## Start Given entries

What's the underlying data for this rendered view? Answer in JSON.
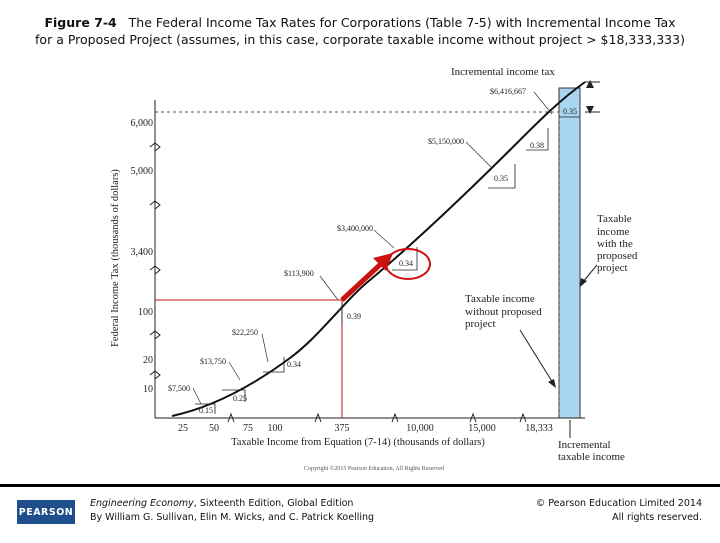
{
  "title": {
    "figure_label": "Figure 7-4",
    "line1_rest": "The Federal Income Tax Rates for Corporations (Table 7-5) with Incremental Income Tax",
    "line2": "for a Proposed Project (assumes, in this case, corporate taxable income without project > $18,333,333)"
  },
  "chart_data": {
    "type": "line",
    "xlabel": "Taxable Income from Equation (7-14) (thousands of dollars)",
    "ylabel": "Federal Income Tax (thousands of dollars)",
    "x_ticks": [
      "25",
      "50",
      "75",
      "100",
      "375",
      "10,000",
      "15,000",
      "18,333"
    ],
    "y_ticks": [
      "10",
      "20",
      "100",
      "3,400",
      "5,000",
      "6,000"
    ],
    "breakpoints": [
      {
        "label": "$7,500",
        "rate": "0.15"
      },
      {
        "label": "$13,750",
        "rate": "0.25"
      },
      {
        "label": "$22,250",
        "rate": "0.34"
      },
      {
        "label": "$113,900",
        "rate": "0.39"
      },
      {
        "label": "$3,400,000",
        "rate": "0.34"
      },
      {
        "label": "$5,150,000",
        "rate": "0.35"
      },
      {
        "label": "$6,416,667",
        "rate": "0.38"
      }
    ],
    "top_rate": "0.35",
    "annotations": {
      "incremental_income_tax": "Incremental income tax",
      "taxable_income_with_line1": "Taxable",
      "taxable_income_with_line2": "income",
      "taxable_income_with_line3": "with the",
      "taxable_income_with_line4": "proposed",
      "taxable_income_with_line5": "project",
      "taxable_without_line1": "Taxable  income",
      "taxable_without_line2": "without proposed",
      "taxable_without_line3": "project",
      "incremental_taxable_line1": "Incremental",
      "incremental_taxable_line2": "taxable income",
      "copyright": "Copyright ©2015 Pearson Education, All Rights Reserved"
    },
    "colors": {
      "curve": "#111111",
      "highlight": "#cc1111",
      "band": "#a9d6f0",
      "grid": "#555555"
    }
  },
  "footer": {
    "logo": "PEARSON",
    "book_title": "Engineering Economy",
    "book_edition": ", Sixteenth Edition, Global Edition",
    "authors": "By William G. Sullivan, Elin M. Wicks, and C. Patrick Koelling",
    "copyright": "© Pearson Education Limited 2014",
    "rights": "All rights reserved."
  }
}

## End Given entries
## Start Given entries

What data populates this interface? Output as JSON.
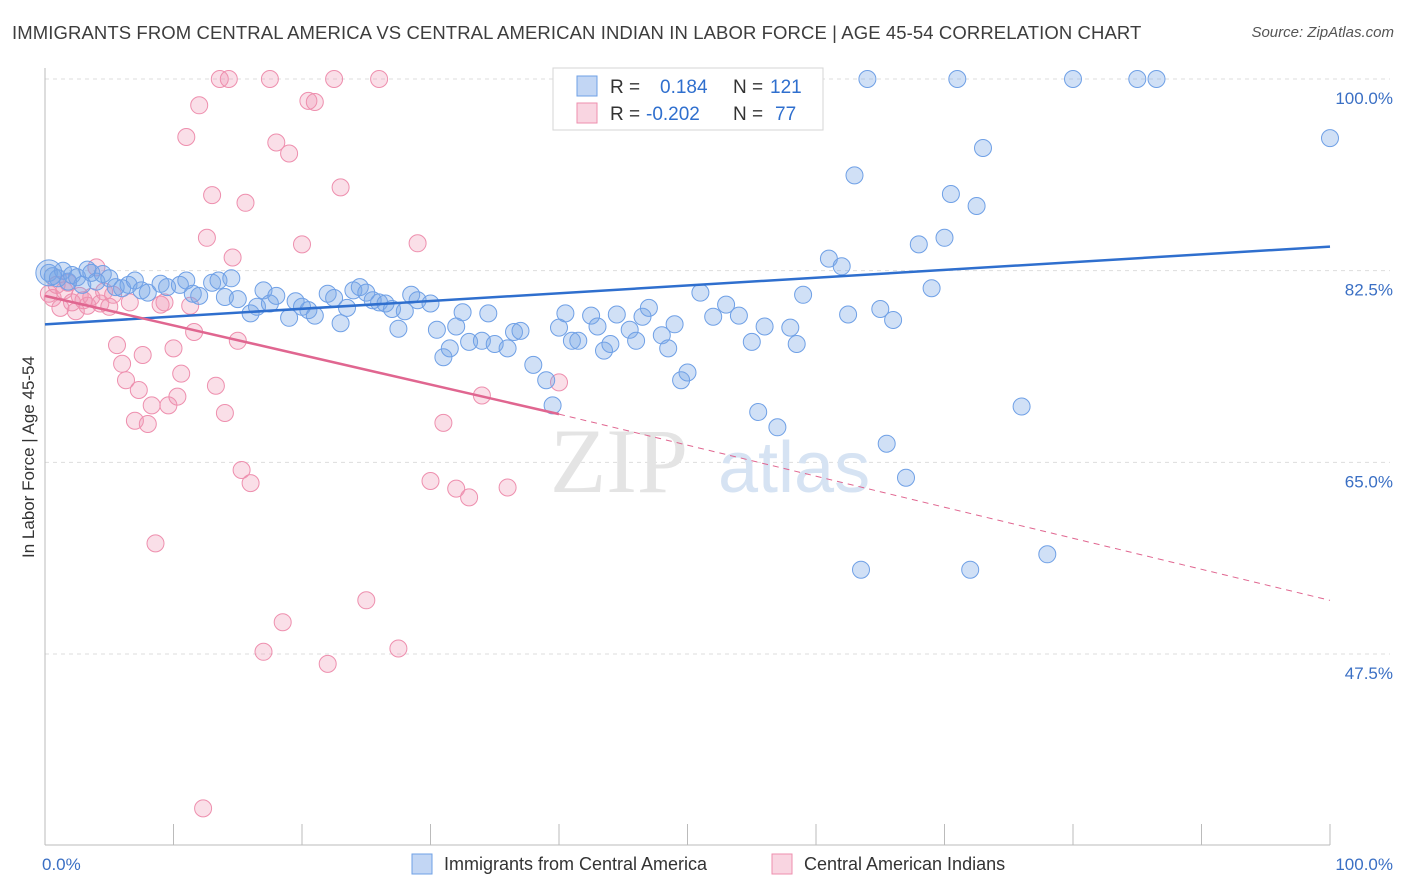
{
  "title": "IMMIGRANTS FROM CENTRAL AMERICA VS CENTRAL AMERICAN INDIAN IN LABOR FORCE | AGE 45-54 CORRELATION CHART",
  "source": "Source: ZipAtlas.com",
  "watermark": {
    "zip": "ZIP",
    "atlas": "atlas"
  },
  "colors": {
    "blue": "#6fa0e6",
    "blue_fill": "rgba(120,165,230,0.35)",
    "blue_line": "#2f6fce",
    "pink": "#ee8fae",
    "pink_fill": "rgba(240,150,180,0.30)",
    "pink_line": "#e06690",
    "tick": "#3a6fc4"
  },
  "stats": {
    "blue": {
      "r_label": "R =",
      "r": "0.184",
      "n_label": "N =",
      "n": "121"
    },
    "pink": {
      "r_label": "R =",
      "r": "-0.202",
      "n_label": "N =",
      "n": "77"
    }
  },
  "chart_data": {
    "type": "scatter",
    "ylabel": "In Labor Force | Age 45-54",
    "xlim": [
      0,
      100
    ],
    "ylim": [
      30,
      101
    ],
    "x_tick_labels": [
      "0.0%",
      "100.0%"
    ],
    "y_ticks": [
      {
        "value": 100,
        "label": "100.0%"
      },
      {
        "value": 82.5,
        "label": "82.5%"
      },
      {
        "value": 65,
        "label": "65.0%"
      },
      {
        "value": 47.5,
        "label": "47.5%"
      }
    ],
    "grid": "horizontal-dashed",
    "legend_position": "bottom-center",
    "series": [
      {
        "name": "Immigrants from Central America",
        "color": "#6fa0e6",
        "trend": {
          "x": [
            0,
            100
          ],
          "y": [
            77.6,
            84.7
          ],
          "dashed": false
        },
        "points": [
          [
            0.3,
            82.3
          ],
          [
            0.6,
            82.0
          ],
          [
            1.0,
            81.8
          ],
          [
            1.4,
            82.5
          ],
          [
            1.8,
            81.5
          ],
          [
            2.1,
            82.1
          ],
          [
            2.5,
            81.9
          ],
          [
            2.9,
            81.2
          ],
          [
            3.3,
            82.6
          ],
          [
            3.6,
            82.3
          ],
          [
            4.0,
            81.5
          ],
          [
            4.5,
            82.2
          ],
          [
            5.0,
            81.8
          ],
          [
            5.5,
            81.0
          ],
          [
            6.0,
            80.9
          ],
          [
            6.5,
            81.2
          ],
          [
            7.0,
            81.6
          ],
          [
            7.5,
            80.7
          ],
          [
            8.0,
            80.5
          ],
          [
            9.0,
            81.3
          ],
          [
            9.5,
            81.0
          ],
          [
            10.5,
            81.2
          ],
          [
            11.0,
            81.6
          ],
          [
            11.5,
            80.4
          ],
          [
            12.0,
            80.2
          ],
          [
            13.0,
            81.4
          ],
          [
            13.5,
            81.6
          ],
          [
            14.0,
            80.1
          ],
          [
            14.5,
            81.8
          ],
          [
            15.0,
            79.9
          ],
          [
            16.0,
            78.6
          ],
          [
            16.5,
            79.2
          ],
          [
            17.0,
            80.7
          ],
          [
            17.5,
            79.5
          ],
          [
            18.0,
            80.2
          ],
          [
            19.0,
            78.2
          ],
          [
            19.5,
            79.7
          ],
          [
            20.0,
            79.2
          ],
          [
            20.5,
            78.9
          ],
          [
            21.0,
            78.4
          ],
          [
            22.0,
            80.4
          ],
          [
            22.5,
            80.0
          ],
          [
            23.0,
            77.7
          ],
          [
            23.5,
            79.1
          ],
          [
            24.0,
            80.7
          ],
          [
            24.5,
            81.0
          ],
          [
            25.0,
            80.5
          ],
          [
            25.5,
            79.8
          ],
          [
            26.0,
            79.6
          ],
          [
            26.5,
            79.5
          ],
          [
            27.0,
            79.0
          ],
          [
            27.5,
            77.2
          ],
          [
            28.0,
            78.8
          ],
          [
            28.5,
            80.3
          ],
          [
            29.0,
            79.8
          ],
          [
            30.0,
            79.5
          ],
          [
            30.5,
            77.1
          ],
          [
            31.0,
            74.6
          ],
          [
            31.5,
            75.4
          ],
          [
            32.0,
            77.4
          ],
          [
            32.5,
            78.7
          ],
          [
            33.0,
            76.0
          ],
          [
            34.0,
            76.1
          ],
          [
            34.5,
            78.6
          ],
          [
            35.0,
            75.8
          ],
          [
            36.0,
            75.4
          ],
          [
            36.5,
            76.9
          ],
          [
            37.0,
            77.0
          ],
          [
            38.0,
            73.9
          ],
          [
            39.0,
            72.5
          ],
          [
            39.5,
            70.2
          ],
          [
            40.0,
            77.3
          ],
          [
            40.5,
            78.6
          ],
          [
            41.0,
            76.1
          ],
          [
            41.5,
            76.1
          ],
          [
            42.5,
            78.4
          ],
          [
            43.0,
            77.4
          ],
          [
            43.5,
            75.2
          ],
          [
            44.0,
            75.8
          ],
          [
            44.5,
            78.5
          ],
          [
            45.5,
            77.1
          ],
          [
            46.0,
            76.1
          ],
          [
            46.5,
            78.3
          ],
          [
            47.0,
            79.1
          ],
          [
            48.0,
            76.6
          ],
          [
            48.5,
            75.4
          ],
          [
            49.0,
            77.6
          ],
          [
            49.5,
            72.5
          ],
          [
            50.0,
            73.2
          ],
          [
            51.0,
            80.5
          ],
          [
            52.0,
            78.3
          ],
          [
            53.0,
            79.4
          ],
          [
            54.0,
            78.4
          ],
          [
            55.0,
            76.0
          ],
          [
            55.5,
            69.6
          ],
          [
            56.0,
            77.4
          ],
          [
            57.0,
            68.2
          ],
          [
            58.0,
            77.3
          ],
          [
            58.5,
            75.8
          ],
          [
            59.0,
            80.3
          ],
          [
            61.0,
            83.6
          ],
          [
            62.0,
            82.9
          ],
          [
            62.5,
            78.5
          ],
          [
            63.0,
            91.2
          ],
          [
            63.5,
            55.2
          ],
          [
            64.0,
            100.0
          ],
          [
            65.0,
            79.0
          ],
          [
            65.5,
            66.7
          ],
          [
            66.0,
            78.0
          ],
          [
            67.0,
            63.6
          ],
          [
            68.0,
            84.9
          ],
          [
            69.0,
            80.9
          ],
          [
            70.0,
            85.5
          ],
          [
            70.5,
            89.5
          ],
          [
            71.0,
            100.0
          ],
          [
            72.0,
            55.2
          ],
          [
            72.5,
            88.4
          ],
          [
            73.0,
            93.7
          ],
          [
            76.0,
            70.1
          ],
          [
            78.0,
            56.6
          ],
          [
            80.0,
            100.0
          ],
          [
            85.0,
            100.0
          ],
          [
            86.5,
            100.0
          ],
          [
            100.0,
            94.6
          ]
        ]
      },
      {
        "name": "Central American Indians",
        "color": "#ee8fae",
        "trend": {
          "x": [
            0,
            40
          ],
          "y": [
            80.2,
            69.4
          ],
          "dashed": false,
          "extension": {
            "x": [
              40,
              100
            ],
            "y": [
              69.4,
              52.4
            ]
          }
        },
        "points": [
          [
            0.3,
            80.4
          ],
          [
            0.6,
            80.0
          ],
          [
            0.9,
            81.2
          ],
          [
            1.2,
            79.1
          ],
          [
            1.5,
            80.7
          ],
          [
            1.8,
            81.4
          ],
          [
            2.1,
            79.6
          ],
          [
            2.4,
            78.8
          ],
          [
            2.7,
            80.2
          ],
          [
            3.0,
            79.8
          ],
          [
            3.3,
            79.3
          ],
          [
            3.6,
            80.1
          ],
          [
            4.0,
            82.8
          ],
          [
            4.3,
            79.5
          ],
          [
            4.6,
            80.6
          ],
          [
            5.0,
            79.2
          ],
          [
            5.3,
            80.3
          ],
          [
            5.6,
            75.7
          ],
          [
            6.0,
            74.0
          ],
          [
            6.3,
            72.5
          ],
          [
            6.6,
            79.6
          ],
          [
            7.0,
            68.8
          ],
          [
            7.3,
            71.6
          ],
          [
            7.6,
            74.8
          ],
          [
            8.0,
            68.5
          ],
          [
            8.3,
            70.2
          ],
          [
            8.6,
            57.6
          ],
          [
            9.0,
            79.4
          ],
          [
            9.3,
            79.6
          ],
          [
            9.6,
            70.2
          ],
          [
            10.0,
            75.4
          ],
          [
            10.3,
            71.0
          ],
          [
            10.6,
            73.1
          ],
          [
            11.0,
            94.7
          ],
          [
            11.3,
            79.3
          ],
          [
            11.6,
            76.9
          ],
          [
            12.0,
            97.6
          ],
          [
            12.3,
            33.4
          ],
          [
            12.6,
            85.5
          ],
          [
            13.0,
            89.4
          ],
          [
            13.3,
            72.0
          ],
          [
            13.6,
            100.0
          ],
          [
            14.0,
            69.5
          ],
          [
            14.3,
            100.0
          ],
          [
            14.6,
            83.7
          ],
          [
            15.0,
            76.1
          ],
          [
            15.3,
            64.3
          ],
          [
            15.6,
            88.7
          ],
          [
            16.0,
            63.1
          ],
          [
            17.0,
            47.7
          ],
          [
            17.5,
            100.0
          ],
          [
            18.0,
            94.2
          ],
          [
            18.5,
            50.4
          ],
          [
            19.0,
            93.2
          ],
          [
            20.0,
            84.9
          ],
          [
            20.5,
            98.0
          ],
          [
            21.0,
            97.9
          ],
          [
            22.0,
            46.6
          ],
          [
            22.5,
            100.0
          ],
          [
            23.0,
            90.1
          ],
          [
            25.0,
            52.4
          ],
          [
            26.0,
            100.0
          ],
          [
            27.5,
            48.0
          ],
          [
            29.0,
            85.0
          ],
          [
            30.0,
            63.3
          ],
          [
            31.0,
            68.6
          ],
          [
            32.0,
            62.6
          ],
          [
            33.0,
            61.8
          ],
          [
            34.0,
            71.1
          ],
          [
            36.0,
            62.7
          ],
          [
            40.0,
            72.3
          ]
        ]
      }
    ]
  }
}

## End Given entries

Where a line above includes "value", copy that line.

#### Response to the task
        "value": 100,
        "value": 82.5,
        "value": 65,
        "value": 47.5,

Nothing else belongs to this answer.